● **Set problem**
Retype the records below word for word and omit any image.

--*--

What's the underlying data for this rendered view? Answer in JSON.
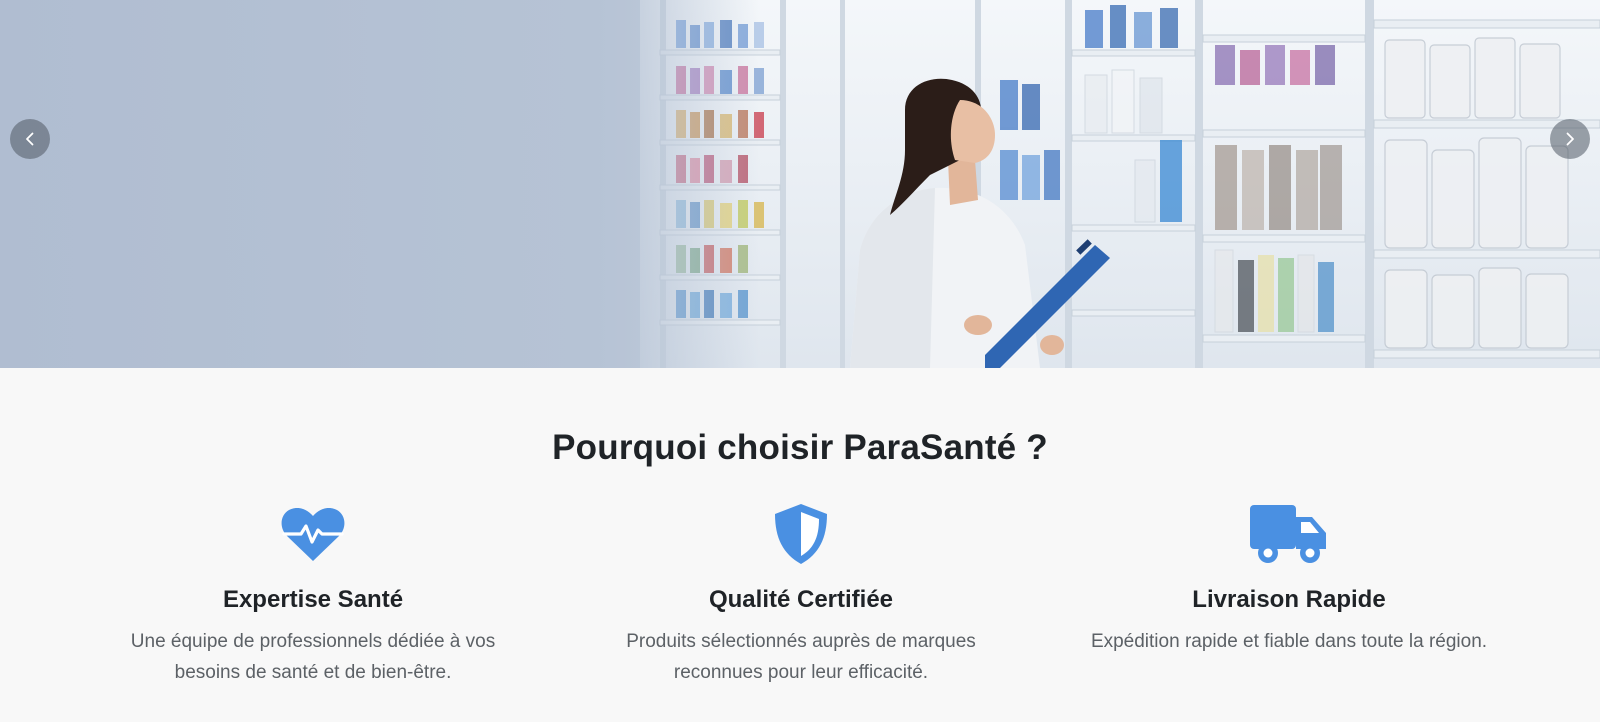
{
  "hero": {
    "prev_label": "Previous",
    "next_label": "Next",
    "prev_icon": "chevron-left-icon",
    "next_icon": "chevron-right-icon"
  },
  "why": {
    "title": "Pourquoi choisir ParaSanté ?",
    "features": [
      {
        "icon": "heart-pulse-icon",
        "title": "Expertise Santé",
        "description": "Une équipe de professionnels dédiée à vos besoins de santé et de bien-être."
      },
      {
        "icon": "shield-icon",
        "title": "Qualité Certifiée",
        "description": "Produits sélectionnés auprès de marques reconnues pour leur efficacité."
      },
      {
        "icon": "truck-icon",
        "title": "Livraison Rapide",
        "description": "Expédition rapide et fiable dans toute la région."
      }
    ]
  },
  "colors": {
    "accent": "#4a90e2",
    "heading": "#1f2327",
    "text": "#5c6166",
    "background": "#f8f8f8"
  }
}
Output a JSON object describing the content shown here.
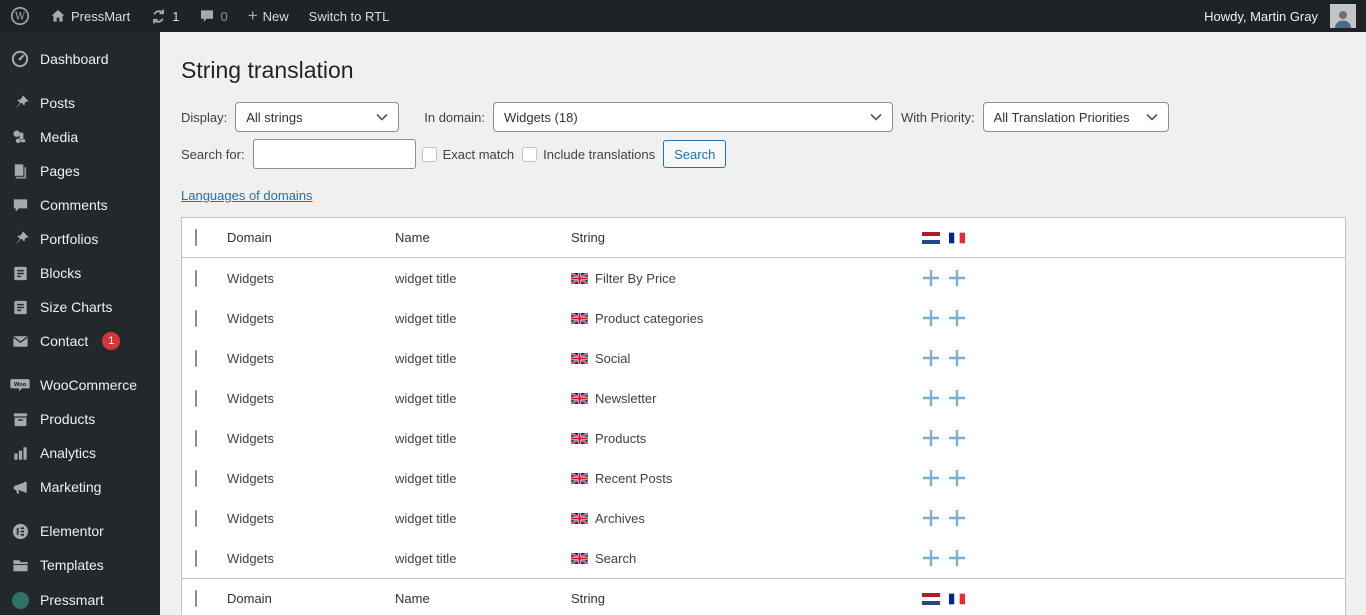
{
  "admin_bar": {
    "site_name": "PressMart",
    "updates_count": "1",
    "comments_count": "0",
    "plus_glyph": "+",
    "new_label": "New",
    "rtl_label": "Switch to RTL",
    "howdy": "Howdy, Martin Gray"
  },
  "sidebar": {
    "items": [
      {
        "label": "Dashboard"
      },
      {
        "label": "Posts"
      },
      {
        "label": "Media"
      },
      {
        "label": "Pages"
      },
      {
        "label": "Comments"
      },
      {
        "label": "Portfolios"
      },
      {
        "label": "Blocks"
      },
      {
        "label": "Size Charts"
      },
      {
        "label": "Contact",
        "badge": "1"
      },
      {
        "label": "WooCommerce"
      },
      {
        "label": "Products"
      },
      {
        "label": "Analytics"
      },
      {
        "label": "Marketing"
      },
      {
        "label": "Elementor"
      },
      {
        "label": "Templates"
      },
      {
        "label": "Pressmart"
      }
    ]
  },
  "main": {
    "title": "String translation",
    "filters": {
      "display_label": "Display:",
      "display_value": "All strings",
      "domain_label": "In domain:",
      "domain_value": "Widgets (18)",
      "priority_label": "With Priority:",
      "priority_value": "All Translation Priorities",
      "search_label": "Search for:",
      "exact_match_label": "Exact match",
      "include_translations_label": "Include translations",
      "search_button": "Search"
    },
    "languages_link": "Languages of domains",
    "table": {
      "headers": {
        "domain": "Domain",
        "name": "Name",
        "string": "String"
      },
      "languages": [
        "Dutch",
        "French"
      ],
      "source_language": "English",
      "rows": [
        {
          "domain": "Widgets",
          "name": "widget title",
          "string": "Filter By Price"
        },
        {
          "domain": "Widgets",
          "name": "widget title",
          "string": "Product categories"
        },
        {
          "domain": "Widgets",
          "name": "widget title",
          "string": "Social"
        },
        {
          "domain": "Widgets",
          "name": "widget title",
          "string": "Newsletter"
        },
        {
          "domain": "Widgets",
          "name": "widget title",
          "string": "Products"
        },
        {
          "domain": "Widgets",
          "name": "widget title",
          "string": "Recent Posts"
        },
        {
          "domain": "Widgets",
          "name": "widget title",
          "string": "Archives"
        },
        {
          "domain": "Widgets",
          "name": "widget title",
          "string": "Search"
        }
      ]
    }
  },
  "colors": {
    "accent": "#2271b1",
    "badge": "#d63638",
    "add_icon": "#7bafd4",
    "admin_bar_bg": "#1d2327",
    "sidebar_bg": "#23282d"
  }
}
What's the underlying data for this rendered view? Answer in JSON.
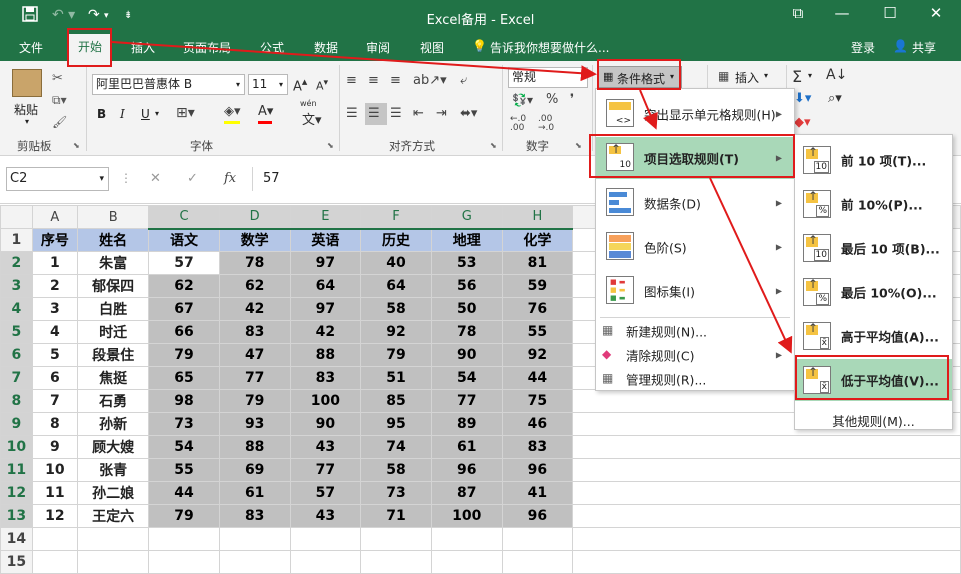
{
  "window": {
    "title": "Excel备用 - Excel",
    "redo_label": "↷",
    "user_login": "登录",
    "share_label": "共享"
  },
  "tabs": [
    "文件",
    "开始",
    "插入",
    "页面布局",
    "公式",
    "数据",
    "审阅",
    "视图"
  ],
  "tell_me": "告诉我你想要做什么...",
  "ribbon": {
    "paste": "粘贴",
    "clipboard_group": "剪贴板",
    "font_name": "阿里巴巴普惠体 B",
    "font_size": "11",
    "font_group": "字体",
    "align_group": "对齐方式",
    "number_format": "常规",
    "number_group": "数字",
    "cond_format": "条件格式",
    "insert": "插入",
    "percent": "%",
    "bold": "B",
    "italic": "I",
    "underline": "U",
    "sum_label": "Σ",
    "wen": "wén",
    "dec_inc": "←.0\n.00",
    "dec_dec": ".00\n→.0"
  },
  "formula": {
    "name_box": "C2",
    "fx": "fx",
    "value": "57"
  },
  "sheet": {
    "columns": [
      "A",
      "B",
      "C",
      "D",
      "E",
      "F",
      "G",
      "H"
    ],
    "row_numbers": [
      "1",
      "2",
      "3",
      "4",
      "5",
      "6",
      "7",
      "8",
      "9",
      "10",
      "11",
      "12",
      "13",
      "14",
      "15"
    ],
    "headers": [
      "序号",
      "姓名",
      "语文",
      "数学",
      "英语",
      "历史",
      "地理",
      "化学"
    ],
    "rows": [
      [
        "1",
        "朱富",
        "57",
        "78",
        "97",
        "40",
        "53",
        "81"
      ],
      [
        "2",
        "郁保四",
        "62",
        "62",
        "64",
        "64",
        "56",
        "59"
      ],
      [
        "3",
        "白胜",
        "67",
        "42",
        "97",
        "58",
        "50",
        "76"
      ],
      [
        "4",
        "时迁",
        "66",
        "83",
        "42",
        "92",
        "78",
        "55"
      ],
      [
        "5",
        "段景住",
        "79",
        "47",
        "88",
        "79",
        "90",
        "92"
      ],
      [
        "6",
        "焦挺",
        "65",
        "77",
        "83",
        "51",
        "54",
        "44"
      ],
      [
        "7",
        "石勇",
        "98",
        "79",
        "100",
        "85",
        "77",
        "75"
      ],
      [
        "8",
        "孙新",
        "73",
        "93",
        "90",
        "95",
        "89",
        "46"
      ],
      [
        "9",
        "顾大嫂",
        "54",
        "88",
        "43",
        "74",
        "61",
        "83"
      ],
      [
        "10",
        "张青",
        "55",
        "69",
        "77",
        "58",
        "96",
        "96"
      ],
      [
        "11",
        "孙二娘",
        "44",
        "61",
        "57",
        "73",
        "87",
        "41"
      ],
      [
        "12",
        "王定六",
        "79",
        "83",
        "43",
        "71",
        "100",
        "96"
      ]
    ]
  },
  "menu": {
    "items": [
      {
        "label": "突出显示单元格规则(H)",
        "has_sub": true
      },
      {
        "label": "项目选取规则(T)",
        "has_sub": true
      },
      {
        "label": "数据条(D)",
        "has_sub": true
      },
      {
        "label": "色阶(S)",
        "has_sub": true
      },
      {
        "label": "图标集(I)",
        "has_sub": true
      }
    ],
    "small_items": [
      "新建规则(N)...",
      "清除规则(C)",
      "管理规则(R)..."
    ]
  },
  "submenu": {
    "items": [
      "前 10 项(T)...",
      "前 10%(P)...",
      "最后 10 项(B)...",
      "最后 10%(O)...",
      "高于平均值(A)...",
      "低于平均值(V)..."
    ],
    "more": "其他规则(M)...",
    "icon_labels": [
      "10",
      "%",
      "10",
      "%",
      "x̄",
      "x̄"
    ]
  },
  "colors": {
    "accent": "#217346",
    "highlight_red": "#e01b1b",
    "menu_hover": "#a9d8b8"
  }
}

--*--

● **Task result**
What's the underlying data for this rendered view? Answer in JSON.
{
  "hero": {
    "prev_label": "Previous",
    "next_label": "Next",
    "prev_icon": "chevron-left-icon",
    "next_icon": "chevron-right-icon"
  },
  "why": {
    "title": "Pourquoi choisir ParaSanté ?",
    "features": [
      {
        "icon": "heart-pulse-icon",
        "title": "Expertise Santé",
        "description": "Une équipe de professionnels dédiée à vos besoins de santé et de bien-être."
      },
      {
        "icon": "shield-icon",
        "title": "Qualité Certifiée",
        "description": "Produits sélectionnés auprès de marques reconnues pour leur efficacité."
      },
      {
        "icon": "truck-icon",
        "title": "Livraison Rapide",
        "description": "Expédition rapide et fiable dans toute la région."
      }
    ]
  },
  "colors": {
    "accent": "#4a90e2",
    "heading": "#1f2327",
    "text": "#5c6166",
    "background": "#f8f8f8"
  }
}
Output a JSON object describing the content shown here.
{
  "admin_bar": {
    "site_name": "PressMart",
    "updates_count": "1",
    "comments_count": "0",
    "plus_glyph": "+",
    "new_label": "New",
    "rtl_label": "Switch to RTL",
    "howdy": "Howdy, Martin Gray"
  },
  "sidebar": {
    "items": [
      {
        "label": "Dashboard"
      },
      {
        "label": "Posts"
      },
      {
        "label": "Media"
      },
      {
        "label": "Pages"
      },
      {
        "label": "Comments"
      },
      {
        "label": "Portfolios"
      },
      {
        "label": "Blocks"
      },
      {
        "label": "Size Charts"
      },
      {
        "label": "Contact",
        "badge": "1"
      },
      {
        "label": "WooCommerce"
      },
      {
        "label": "Products"
      },
      {
        "label": "Analytics"
      },
      {
        "label": "Marketing"
      },
      {
        "label": "Elementor"
      },
      {
        "label": "Templates"
      },
      {
        "label": "Pressmart"
      }
    ]
  },
  "main": {
    "title": "String translation",
    "filters": {
      "display_label": "Display:",
      "display_value": "All strings",
      "domain_label": "In domain:",
      "domain_value": "Widgets (18)",
      "priority_label": "With Priority:",
      "priority_value": "All Translation Priorities",
      "search_label": "Search for:",
      "exact_match_label": "Exact match",
      "include_translations_label": "Include translations",
      "search_button": "Search"
    },
    "languages_link": "Languages of domains",
    "table": {
      "headers": {
        "domain": "Domain",
        "name": "Name",
        "string": "String"
      },
      "languages": [
        "Dutch",
        "French"
      ],
      "source_language": "English",
      "rows": [
        {
          "domain": "Widgets",
          "name": "widget title",
          "string": "Filter By Price"
        },
        {
          "domain": "Widgets",
          "name": "widget title",
          "string": "Product categories"
        },
        {
          "domain": "Widgets",
          "name": "widget title",
          "string": "Social"
        },
        {
          "domain": "Widgets",
          "name": "widget title",
          "string": "Newsletter"
        },
        {
          "domain": "Widgets",
          "name": "widget title",
          "string": "Products"
        },
        {
          "domain": "Widgets",
          "name": "widget title",
          "string": "Recent Posts"
        },
        {
          "domain": "Widgets",
          "name": "widget title",
          "string": "Archives"
        },
        {
          "domain": "Widgets",
          "name": "widget title",
          "string": "Search"
        }
      ]
    }
  },
  "colors": {
    "accent": "#2271b1",
    "badge": "#d63638",
    "add_icon": "#7bafd4",
    "admin_bar_bg": "#1d2327",
    "sidebar_bg": "#23282d"
  }
}
What's the underlying data for this rendered view? Answer in JSON.
{
  "window": {
    "title": "Excel备用 - Excel",
    "redo_label": "↷",
    "user_login": "登录",
    "share_label": "共享"
  },
  "tabs": [
    "文件",
    "开始",
    "插入",
    "页面布局",
    "公式",
    "数据",
    "审阅",
    "视图"
  ],
  "tell_me": "告诉我你想要做什么...",
  "ribbon": {
    "paste": "粘贴",
    "clipboard_group": "剪贴板",
    "font_name": "阿里巴巴普惠体 B",
    "font_size": "11",
    "font_group": "字体",
    "align_group": "对齐方式",
    "number_format": "常规",
    "number_group": "数字",
    "cond_format": "条件格式",
    "insert": "插入",
    "percent": "%",
    "bold": "B",
    "italic": "I",
    "underline": "U",
    "sum_label": "Σ",
    "wen": "wén",
    "dec_inc": "←.0\n.00",
    "dec_dec": ".00\n→.0"
  },
  "formula": {
    "name_box": "C2",
    "fx": "fx",
    "value": "57"
  },
  "sheet": {
    "columns": [
      "A",
      "B",
      "C",
      "D",
      "E",
      "F",
      "G",
      "H"
    ],
    "row_numbers": [
      "1",
      "2",
      "3",
      "4",
      "5",
      "6",
      "7",
      "8",
      "9",
      "10",
      "11",
      "12",
      "13",
      "14",
      "15"
    ],
    "headers": [
      "序号",
      "姓名",
      "语文",
      "数学",
      "英语",
      "历史",
      "地理",
      "化学"
    ],
    "rows": [
      [
        "1",
        "朱富",
        "57",
        "78",
        "97",
        "40",
        "53",
        "81"
      ],
      [
        "2",
        "郁保四",
        "62",
        "62",
        "64",
        "64",
        "56",
        "59"
      ],
      [
        "3",
        "白胜",
        "67",
        "42",
        "97",
        "58",
        "50",
        "76"
      ],
      [
        "4",
        "时迁",
        "66",
        "83",
        "42",
        "92",
        "78",
        "55"
      ],
      [
        "5",
        "段景住",
        "79",
        "47",
        "88",
        "79",
        "90",
        "92"
      ],
      [
        "6",
        "焦挺",
        "65",
        "77",
        "83",
        "51",
        "54",
        "44"
      ],
      [
        "7",
        "石勇",
        "98",
        "79",
        "100",
        "85",
        "77",
        "75"
      ],
      [
        "8",
        "孙新",
        "73",
        "93",
        "90",
        "95",
        "89",
        "46"
      ],
      [
        "9",
        "顾大嫂",
        "54",
        "88",
        "43",
        "74",
        "61",
        "83"
      ],
      [
        "10",
        "张青",
        "55",
        "69",
        "77",
        "58",
        "96",
        "96"
      ],
      [
        "11",
        "孙二娘",
        "44",
        "61",
        "57",
        "73",
        "87",
        "41"
      ],
      [
        "12",
        "王定六",
        "79",
        "83",
        "43",
        "71",
        "100",
        "96"
      ]
    ]
  },
  "menu": {
    "items": [
      {
        "label": "突出显示单元格规则(H)",
        "has_sub": true
      },
      {
        "label": "项目选取规则(T)",
        "has_sub": true
      },
      {
        "label": "数据条(D)",
        "has_sub": true
      },
      {
        "label": "色阶(S)",
        "has_sub": true
      },
      {
        "label": "图标集(I)",
        "has_sub": true
      }
    ],
    "small_items": [
      "新建规则(N)...",
      "清除规则(C)",
      "管理规则(R)..."
    ]
  },
  "submenu": {
    "items": [
      "前 10 项(T)...",
      "前 10%(P)...",
      "最后 10 项(B)...",
      "最后 10%(O)...",
      "高于平均值(A)...",
      "低于平均值(V)..."
    ],
    "more": "其他规则(M)...",
    "icon_labels": [
      "10",
      "%",
      "10",
      "%",
      "x̄",
      "x̄"
    ]
  },
  "colors": {
    "accent": "#217346",
    "highlight_red": "#e01b1b",
    "menu_hover": "#a9d8b8"
  }
}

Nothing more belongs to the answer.